▶ _Work required_:
Leave out the pictures and repeat everything else in the records exactly.

▶ _Excerpted records_:
⁂
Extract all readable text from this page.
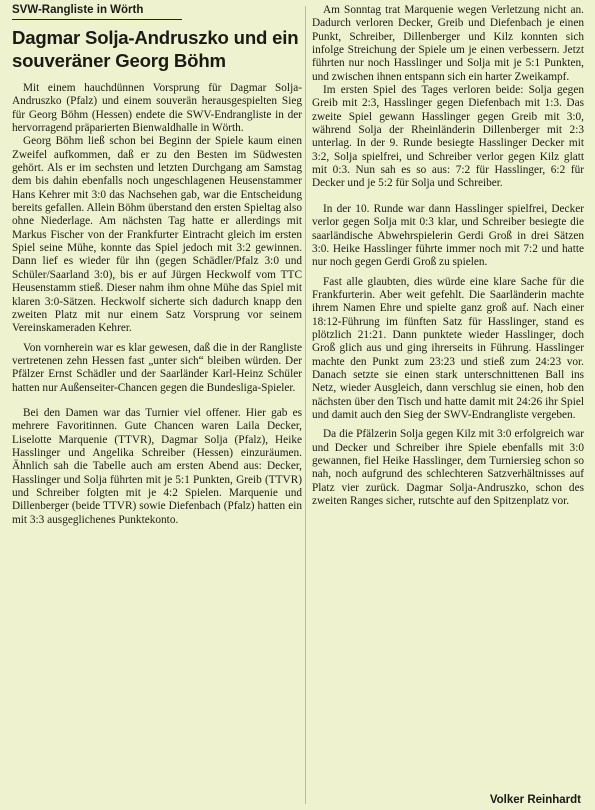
SVW-Rangliste in Wörth
Dagmar Solja-Andruszko und ein souveräner Georg Böhm

Mit einem hauchdünnen Vorsprung für Dagmar Solja-Andruszko (Pfalz) und einem souverän herausgespielten Sieg für Georg Böhm (Hessen) endete die SWV-Endrangliste in der hervorragend präparierten Bienwaldhalle in Wörth.

Georg Böhm ließ schon bei Beginn der Spiele kaum einen Zweifel aufkommen, daß er zu den Besten im Südwesten gehört. Als er im sechsten und letzten Durchgang am Samstag dem bis dahin ebenfalls noch ungeschlagenen Heusenstammer Hans Kehrer mit 3:0 das Nachsehen gab, war die Entscheidung bereits gefallen. Allein Böhm überstand den ersten Spieltag also ohne Niederlage. Am nächsten Tag hatte er allerdings mit Markus Fischer von der Frankfurter Eintracht gleich im ersten Spiel seine Mühe, konnte das Spiel jedoch mit 3:2 gewinnen. Dann lief es wieder für ihn (gegen Schädler/Pfalz 3:0 und Schüler/Saarland 3:0), bis er auf Jürgen Heckwolf vom TTC Heusenstamm stieß. Dieser nahm ihm ohne Mühe das Spiel mit klaren 3:0-Sätzen. Heckwolf sicherte sich dadurch knapp den zweiten Platz mit nur einem Satz Vorsprung vor seinem Vereinskameraden Kehrer.

Von vornherein war es klar gewesen, daß die in der Rangliste vertretenen zehn Hessen fast „unter sich“ bleiben würden. Der Pfälzer Ernst Schädler und der Saarländer Karl-Heinz Schüler hatten nur Außenseiter-Chancen gegen die Bundesliga-Spieler.

Bei den Damen war das Turnier viel offener. Hier gab es mehrere Favoritinnen. Gute Chancen waren Laila Decker, Liselotte Marquenie (TTVR), Dagmar Solja (Pfalz), Heike Hasslinger und Angelika Schreiber (Hessen) einzuräumen. Ähnlich sah die Tabelle auch am ersten Abend aus: Decker, Hasslinger und Solja führten mit je 5:1 Punkten, Greib (TTVR) und Schreiber folgten mit je 4:2 Spielen. Marquenie und Dillenberger (beide TTVR) sowie Diefenbach (Pfalz) hatten ein mit 3:3 ausgeglichenes Punktekonto.

Am Sonntag trat Marquenie wegen Verletzung nicht an. Dadurch verloren Decker, Greib und Diefenbach je einen Punkt, Schreiber, Dillenberger und Kilz konnten sich infolge Streichung der Spiele um je einen verbessern. Jetzt führten nur noch Hasslinger und Solja mit je 5:1 Punkten, und zwischen ihnen entspann sich ein harter Zweikampf.

Im ersten Spiel des Tages verloren beide: Solja gegen Greib mit 2:3, Hasslinger gegen Diefenbach mit 1:3. Das zweite Spiel gewann Hasslinger gegen Greib mit 3:0, während Solja der Rheinländerin Dillenberger mit 2:3 unterlag. In der 9. Runde besiegte Hasslinger Decker mit 3:2, Solja spielfrei, und Schreiber verlor gegen Kilz glatt mit 0:3. Nun sah es so aus: 7:2 für Hasslinger, 6:2 für Decker und je 5:2 für Solja und Schreiber.

In der 10. Runde war dann Hasslinger spielfrei, Decker verlor gegen Solja mit 0:3 klar, und Schreiber besiegte die saarländische Abwehrspielerin Gerdi Groß in drei Sätzen 3:0. Heike Hasslinger führte immer noch mit 7:2 und hatte nur noch gegen Gerdi Groß zu spielen.

Fast alle glaubten, dies würde eine klare Sache für die Frankfurterin. Aber weit gefehlt. Die Saarländerin machte ihrem Namen Ehre und spielte ganz groß auf. Nach einer 18:12-Führung im fünften Satz für Hasslinger, stand es plötzlich 21:21. Dann punktete wieder Hasslinger, doch Groß glich aus und ging ihrerseits in Führung. Hasslinger machte den Punkt zum 23:23 und stieß zum 24:23 vor. Danach setzte sie einen stark unterschnittenen Ball ins Netz, wieder Ausgleich, dann verschlug sie einen, hob den nächsten über den Tisch und hatte damit mit 24:26 ihr Spiel und damit auch den Sieg der SWV-Endrangliste vergeben.

Da die Pfälzerin Solja gegen Kilz mit 3:0 erfolgreich war und Decker und Schreiber ihre Spiele ebenfalls mit 3:0 gewannen, fiel Heike Hasslinger, dem Turniersieg schon so nah, noch aufgrund des schlechteren Satzverhältnisses auf Platz vier zurück. Dagmar Solja-Andruszko, schon des zweiten Ranges sicher, rutschte auf den Spitzenplatz vor.

Volker Reinhardt
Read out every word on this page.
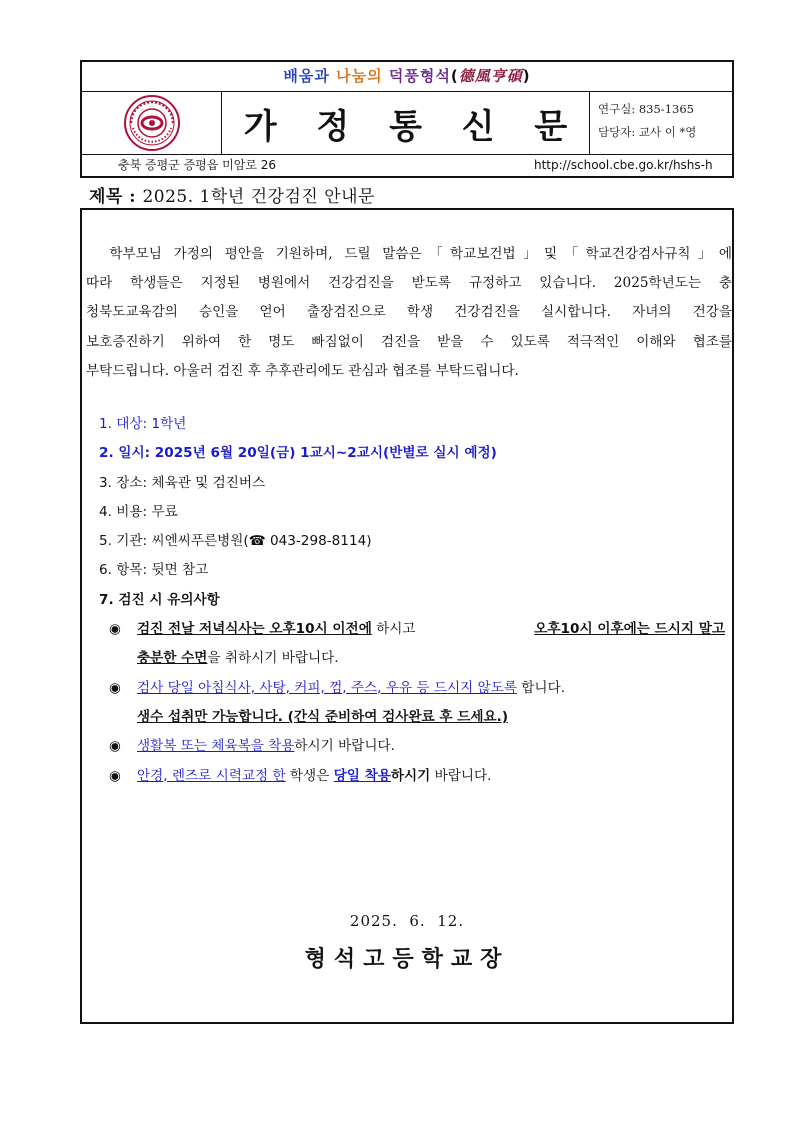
배움과 나눔의 덕풍형석(德風亨碩)
가 정 통 신 문	연구실: 835-1365
담당자: 교사 이 *영
충북 증평군 증평읍 미암로 26	http://school.cbe.go.kr/hshs-h
제목 : 2025. 1학년 건강검진 안내문
학부모님 가정의 평안을 기원하며, 드릴 말씀은「학교보건법」및「학교건강검사규칙」에
따라 학생들은 지정된 병원에서 건강검진을 받도록 규정하고 있습니다. 2025학년도는 충
청북도교육감의 승인을 얻어 출장검진으로 학생 건강검진을 실시합니다. 자녀의 건강을
보호증진하기 위하여 한 명도 빠짐없이 검진을 받을 수 있도록 적극적인 이해와 협조를
부탁드립니다. 아울러 검진 후 추후관리에도 관심과 협조를 부탁드립니다.
1. 대상: 1학년
2. 일시: 2025년 6월 20일(금) 1교시∼2교시(반별로 실시 예정)
3. 장소: 체육관 및 검진버스
4. 비용: 무료
5. 기관: 씨엔씨푸른병원(☎ 043-298-8114)
6. 항목: 뒷면 참고
7. 검진 시 유의사항
◉ 검진 전날 저녁식사는 오후10시 이전에 하시고	오후10시 이후에는 드시지 말고
충분한 수면을 취하시기 바랍니다.
◉ 검사 당일 아침식사, 사탕, 커피, 껌, 주스, 우유 등 드시지 않도록 합니다.
생수 섭취만 가능합니다. (간식 준비하여 검사완료 후 드세요.)
◉ 생활복 또는 체육복을 착용하시기 바랍니다.
◉ 안경, 렌즈로 시력교정 한 학생은 당일 착용하시기 바랍니다.
2025.  6.  12.
형석고등학교장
⁂
▶ _Task answer_:
Extract all readable text from this page.
SVW-Rangliste in Wörth
Dagmar Solja-Andruszko und ein souveräner Georg Böhm

Mit einem hauchdünnen Vorsprung für Dagmar Solja-Andruszko (Pfalz) und einem souverän herausgespielten Sieg für Georg Böhm (Hessen) endete die SWV-Endrangliste in der hervorragend präparierten Bienwaldhalle in Wörth.

Georg Böhm ließ schon bei Beginn der Spiele kaum einen Zweifel aufkommen, daß er zu den Besten im Südwesten gehört. Als er im sechsten und letzten Durchgang am Samstag dem bis dahin ebenfalls noch ungeschlagenen Heusenstammer Hans Kehrer mit 3:0 das Nachsehen gab, war die Entscheidung bereits gefallen. Allein Böhm überstand den ersten Spieltag also ohne Niederlage. Am nächsten Tag hatte er allerdings mit Markus Fischer von der Frankfurter Eintracht gleich im ersten Spiel seine Mühe, konnte das Spiel jedoch mit 3:2 gewinnen. Dann lief es wieder für ihn (gegen Schädler/Pfalz 3:0 und Schüler/Saarland 3:0), bis er auf Jürgen Heckwolf vom TTC Heusenstamm stieß. Dieser nahm ihm ohne Mühe das Spiel mit klaren 3:0-Sätzen. Heckwolf sicherte sich dadurch knapp den zweiten Platz mit nur einem Satz Vorsprung vor seinem Vereinskameraden Kehrer.

Von vornherein war es klar gewesen, daß die in der Rangliste vertretenen zehn Hessen fast „unter sich“ bleiben würden. Der Pfälzer Ernst Schädler und der Saarländer Karl-Heinz Schüler hatten nur Außenseiter-Chancen gegen die Bundesliga-Spieler.

Bei den Damen war das Turnier viel offener. Hier gab es mehrere Favoritinnen. Gute Chancen waren Laila Decker, Liselotte Marquenie (TTVR), Dagmar Solja (Pfalz), Heike Hasslinger und Angelika Schreiber (Hessen) einzuräumen. Ähnlich sah die Tabelle auch am ersten Abend aus: Decker, Hasslinger und Solja führten mit je 5:1 Punkten, Greib (TTVR) und Schreiber folgten mit je 4:2 Spielen. Marquenie und Dillenberger (beide TTVR) sowie Diefenbach (Pfalz) hatten ein mit 3:3 ausgeglichenes Punktekonto.

Am Sonntag trat Marquenie wegen Verletzung nicht an. Dadurch verloren Decker, Greib und Diefenbach je einen Punkt, Schreiber, Dillenberger und Kilz konnten sich infolge Streichung der Spiele um je einen verbessern. Jetzt führten nur noch Hasslinger und Solja mit je 5:1 Punkten, und zwischen ihnen entspann sich ein harter Zweikampf.

Im ersten Spiel des Tages verloren beide: Solja gegen Greib mit 2:3, Hasslinger gegen Diefenbach mit 1:3. Das zweite Spiel gewann Hasslinger gegen Greib mit 3:0, während Solja der Rheinländerin Dillenberger mit 2:3 unterlag. In der 9. Runde besiegte Hasslinger Decker mit 3:2, Solja spielfrei, und Schreiber verlor gegen Kilz glatt mit 0:3. Nun sah es so aus: 7:2 für Hasslinger, 6:2 für Decker und je 5:2 für Solja und Schreiber.

In der 10. Runde war dann Hasslinger spielfrei, Decker verlor gegen Solja mit 0:3 klar, und Schreiber besiegte die saarländische Abwehrspielerin Gerdi Groß in drei Sätzen 3:0. Heike Hasslinger führte immer noch mit 7:2 und hatte nur noch gegen Gerdi Groß zu spielen.

Fast alle glaubten, dies würde eine klare Sache für die Frankfurterin. Aber weit gefehlt. Die Saarländerin machte ihrem Namen Ehre und spielte ganz groß auf. Nach einer 18:12-Führung im fünften Satz für Hasslinger, stand es plötzlich 21:21. Dann punktete wieder Hasslinger, doch Groß glich aus und ging ihrerseits in Führung. Hasslinger machte den Punkt zum 23:23 und stieß zum 24:23 vor. Danach setzte sie einen stark unterschnittenen Ball ins Netz, wieder Ausgleich, dann verschlug sie einen, hob den nächsten über den Tisch und hatte damit mit 24:26 ihr Spiel und damit auch den Sieg der SWV-Endrangliste vergeben.

Da die Pfälzerin Solja gegen Kilz mit 3:0 erfolgreich war und Decker und Schreiber ihre Spiele ebenfalls mit 3:0 gewannen, fiel Heike Hasslinger, dem Turniersieg schon so nah, noch aufgrund des schlechteren Satzverhältnisses auf Platz vier zurück. Dagmar Solja-Andruszko, schon des zweiten Ranges sicher, rutschte auf den Spitzenplatz vor.

Volker Reinhardt
Read out every word on this page.
배움과 나눔의 덕풍형석(德風亨碩)
가 정 통 신 문	연구실: 835-1365
담당자: 교사 이 *영
충북 증평군 증평읍 미암로 26	http://school.cbe.go.kr/hshs-h
제목 : 2025. 1학년 건강검진 안내문
학부모님 가정의 평안을 기원하며, 드릴 말씀은「학교보건법」및「학교건강검사규칙」에
따라 학생들은 지정된 병원에서 건강검진을 받도록 규정하고 있습니다. 2025학년도는 충
청북도교육감의 승인을 얻어 출장검진으로 학생 건강검진을 실시합니다. 자녀의 건강을
보호증진하기 위하여 한 명도 빠짐없이 검진을 받을 수 있도록 적극적인 이해와 협조를
부탁드립니다. 아울러 검진 후 추후관리에도 관심과 협조를 부탁드립니다.
1. 대상: 1학년
2. 일시: 2025년 6월 20일(금) 1교시∼2교시(반별로 실시 예정)
3. 장소: 체육관 및 검진버스
4. 비용: 무료
5. 기관: 씨엔씨푸른병원(☎ 043-298-8114)
6. 항목: 뒷면 참고
7. 검진 시 유의사항
◉ 검진 전날 저녁식사는 오후10시 이전에 하시고	오후10시 이후에는 드시지 말고
충분한 수면을 취하시기 바랍니다.
◉ 검사 당일 아침식사, 사탕, 커피, 껌, 주스, 우유 등 드시지 않도록 합니다.
생수 섭취만 가능합니다. (간식 준비하여 검사완료 후 드세요.)
◉ 생활복 또는 체육복을 착용하시기 바랍니다.
◉ 안경, 렌즈로 시력교정 한 학생은 당일 착용하시기 바랍니다.
2025.  6.  12.
형석고등학교장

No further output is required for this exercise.